▸ **Description of the task**
Arrange each line of the records below as a JSON list of strings, one string per line, with blank lines and pictures left out.

(Region annotation records)
· · · · ·
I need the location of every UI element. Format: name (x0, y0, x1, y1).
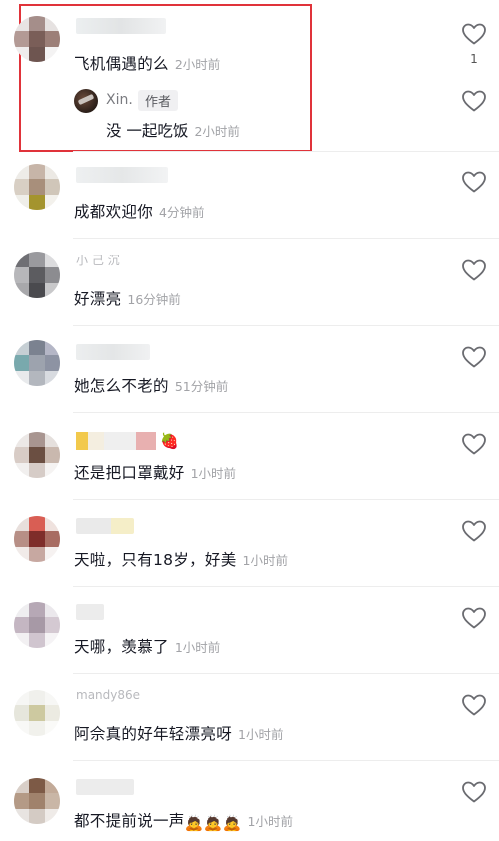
comment-text[interactable]: 阿佘真的好年轻漂亮呀 1小时前 (74, 722, 283, 744)
comment-text[interactable]: 天哪，羡慕了 1小时前 (74, 635, 220, 657)
avatar[interactable] (14, 16, 60, 62)
comment-body: 她怎么不老的 (74, 377, 169, 395)
comment-time: 4分钟前 (159, 205, 205, 220)
username-blurred[interactable] (76, 18, 166, 34)
reply-body: 没 一起吃饭 (106, 122, 189, 140)
comment-body: 还是把口罩戴好 (74, 464, 185, 482)
author-badge: 作者 (138, 90, 179, 111)
emoji-group: 🙇🙇🙇 (184, 814, 242, 832)
reply-username[interactable]: Xin. (106, 92, 133, 108)
comment-list: 飞机偶遇的么 2小时前 1 Xin. 作者 没 一起吃饭 2小时前 成都欢迎你 4分钟… (0, 0, 499, 841)
username-blurred[interactable] (76, 518, 134, 534)
comment-time: 1小时前 (242, 553, 288, 568)
avatar[interactable] (14, 778, 60, 824)
strawberry-icon: 🍓 (160, 432, 179, 450)
username-blurred[interactable]: 小 己 沉 (76, 255, 120, 269)
comment-body: 天啦，只有18岁，好美 (74, 551, 237, 569)
divider (73, 586, 499, 587)
comment-text[interactable]: 她怎么不老的 51分钟前 (74, 374, 228, 396)
heart-outline-icon[interactable] (461, 519, 487, 543)
heart-outline-icon[interactable] (461, 345, 487, 369)
comment-body: 好漂亮 (74, 290, 122, 308)
divider (73, 499, 499, 500)
comment-body: 天哪，羡慕了 (74, 638, 169, 656)
username-blurred[interactable] (76, 779, 134, 795)
username-blurred[interactable]: mandy86e (76, 689, 152, 703)
divider (73, 673, 499, 674)
comment-text[interactable]: 都不提前说一声🙇🙇🙇 1小时前 (74, 809, 293, 832)
comment-time: 1小时前 (190, 466, 237, 481)
comment-text[interactable]: 成都欢迎你 4分钟前 (74, 200, 204, 222)
comment-time: 1小时前 (174, 640, 221, 655)
comment-body: 飞机偶遇的么 (74, 55, 169, 73)
avatar[interactable] (14, 252, 60, 298)
username-blurred[interactable] (76, 604, 104, 620)
divider (73, 325, 499, 326)
avatar[interactable] (14, 516, 60, 562)
heart-outline-icon[interactable] (461, 170, 487, 194)
heart-outline-icon[interactable] (461, 693, 487, 717)
reply-text[interactable]: 没 一起吃饭 2小时前 (106, 119, 240, 141)
comment-time: 1小时前 (238, 727, 284, 742)
comment-text[interactable]: 飞机偶遇的么 2小时前 (74, 52, 220, 74)
avatar[interactable] (14, 432, 60, 478)
avatar[interactable] (14, 602, 60, 648)
comment-body: 阿佘真的好年轻漂亮呀 (74, 725, 233, 743)
heart-outline-icon[interactable] (461, 22, 487, 46)
username-blurred[interactable] (76, 344, 150, 360)
comment-text[interactable]: 还是把口罩戴好 1小时前 (74, 461, 236, 483)
heart-outline-icon[interactable] (461, 258, 487, 282)
divider (73, 412, 499, 413)
like-count: 1 (470, 52, 478, 66)
comment-body: 都不提前说一声 (74, 812, 185, 830)
avatar[interactable] (14, 690, 60, 736)
divider (73, 760, 499, 761)
avatar[interactable] (14, 340, 60, 386)
divider (73, 238, 499, 239)
reply-time: 2小时前 (194, 124, 240, 139)
username-blurred[interactable] (76, 167, 168, 183)
comment-time: 1小时前 (247, 814, 293, 829)
comment-text[interactable]: 好漂亮 16分钟前 (74, 287, 181, 309)
heart-outline-icon[interactable] (461, 89, 487, 113)
heart-outline-icon[interactable] (461, 780, 487, 804)
divider (73, 151, 499, 152)
heart-outline-icon[interactable] (461, 432, 487, 456)
avatar[interactable] (14, 164, 60, 210)
comment-time: 16分钟前 (127, 292, 181, 307)
comment-body: 成都欢迎你 (74, 203, 154, 221)
comment-time: 2小时前 (174, 57, 221, 72)
heart-outline-icon[interactable] (461, 606, 487, 630)
comment-time: 51分钟前 (174, 379, 229, 394)
reply-avatar[interactable] (74, 89, 98, 113)
comment-text[interactable]: 天啦，只有18岁，好美 1小时前 (74, 548, 288, 570)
· · · · ·
▸ **Task response**
[
  "I need the location of every UI element. Format: name (x0, y0, x1, y1).",
  "comment-text[interactable]: 阿佘真的好年轻漂亮呀 1小时前 (74, 722, 283, 744)",
  "comment-text[interactable]: 天哪，羡慕了 1小时前 (74, 635, 220, 657)",
  "avatar[interactable] (14, 16, 60, 62)",
  "comment-body: 她怎么不老的 (74, 377, 169, 395)",
  "comment-time: 4分钟前 (159, 205, 205, 220)",
  "username-blurred[interactable] (76, 18, 166, 34)",
  "reply-body: 没 一起吃饭 (106, 122, 189, 140)",
  "comment-body: 还是把口罩戴好 (74, 464, 185, 482)",
  "author-badge: 作者 (138, 90, 179, 111)",
  "emoji-group: 🙇🙇🙇 (184, 814, 242, 832)",
  "reply-username[interactable]: Xin. (106, 92, 133, 108)",
  "comment-list: 飞机偶遇的么 2小时前 1 Xin. 作者 没 一起吃饭 2小时前 成都欢迎你 4分钟… (0, 0, 499, 841)",
  "username-blurred[interactable] (76, 518, 134, 534)",
  "comment-time: 1小时前 (242, 553, 288, 568)",
  "avatar[interactable] (14, 778, 60, 824)",
  "strawberry-icon: 🍓 (160, 432, 179, 450)",
  "username-blurred[interactable]: 小 己 沉 (76, 255, 120, 269)",
  "comment-body: 天啦，只有18岁，好美 (74, 551, 237, 569)",
  "divider (73, 586, 499, 587)",
  "comment-text[interactable]: 她怎么不老的 51分钟前 (74, 374, 228, 396)",
  "heart-outline-icon[interactable] (461, 519, 487, 543)",
  "heart-outline-icon[interactable] (461, 345, 487, 369)",
  "comment-body: 好漂亮 (74, 290, 122, 308)",
  "divider (73, 499, 499, 500)",
  "comment-body: 天哪，羡慕了 (74, 638, 169, 656)",
  "username-blurred[interactable] (76, 779, 134, 795)",
  "username-blurred[interactable]: mandy86e (76, 689, 152, 703)",
  "divider (73, 673, 499, 674)",
  "comment-text[interactable]: 都不提前说一声🙇🙇🙇 1小时前 (74, 809, 293, 832)",
  "comment-time: 1小时前 (190, 466, 237, 481)",
  "comment-text[interactable]: 成都欢迎你 4分钟前 (74, 200, 204, 222)",
  "comment-time: 1小时前 (174, 640, 221, 655)",
  "comment-body: 飞机偶遇的么 (74, 55, 169, 73)",
  "avatar[interactable] (14, 252, 60, 298)",
  "username-blurred[interactable] (76, 604, 104, 620)",
  "divider (73, 325, 499, 326)",
  "avatar[interactable] (14, 516, 60, 562)",
  "heart-outline-icon[interactable] (461, 170, 487, 194)",
  "heart-outline-icon[interactable] (461, 693, 487, 717)",
  "reply-text[interactable]: 没 一起吃饭 2小时前 (106, 119, 240, 141)",
  "comment-time: 1小时前 (238, 727, 284, 742)",
  "comment-text[interactable]: 飞机偶遇的么 2小时前 (74, 52, 220, 74)",
  "avatar[interactable] (14, 432, 60, 478)",
  "avatar[interactable] (14, 602, 60, 648)",
  "comment-body: 阿佘真的好年轻漂亮呀 (74, 725, 233, 743)",
  "heart-outline-icon[interactable] (461, 22, 487, 46)",
  "username-blurred[interactable] (76, 344, 150, 360)",
  "comment-text[interactable]: 还是把口罩戴好 1小时前 (74, 461, 236, 483)",
  "heart-outline-icon[interactable] (461, 258, 487, 282)",
  "divider (73, 412, 499, 413)",
  "like-count: 1 (470, 52, 478, 66)",
  "comment-body: 都不提前说一声 (74, 812, 185, 830)",
  "avatar[interactable] (14, 690, 60, 736)",
  "divider (73, 760, 499, 761)",
  "avatar[interactable] (14, 340, 60, 386)",
  "divider (73, 238, 499, 239)",
  "reply-time: 2小时前 (194, 124, 240, 139)",
  "username-blurred[interactable] (76, 167, 168, 183)",
  "comment-time: 1小时前 (247, 814, 293, 829)",
  "comment-text[interactable]: 好漂亮 16分钟前 (74, 287, 181, 309)",
  "heart-outline-icon[interactable] (461, 89, 487, 113)",
  "heart-outline-icon[interactable] (461, 780, 487, 804)",
  "divider (73, 151, 499, 152)",
  "heart-outline-icon[interactable] (461, 432, 487, 456)",
  "avatar[interactable] (14, 164, 60, 210)",
  "comment-time: 16分钟前 (127, 292, 181, 307)",
  "comment-body: 成都欢迎你 (74, 203, 154, 221)",
  "comment-time: 2小时前 (174, 57, 221, 72)",
  "heart-outline-icon[interactable] (461, 606, 487, 630)",
  "comment-time: 51分钟前 (174, 379, 229, 394)",
  "reply-avatar[interactable] (74, 89, 98, 113)",
  "comment-text[interactable]: 天啦，只有18岁，好美 1小时前 (74, 548, 288, 570)"
]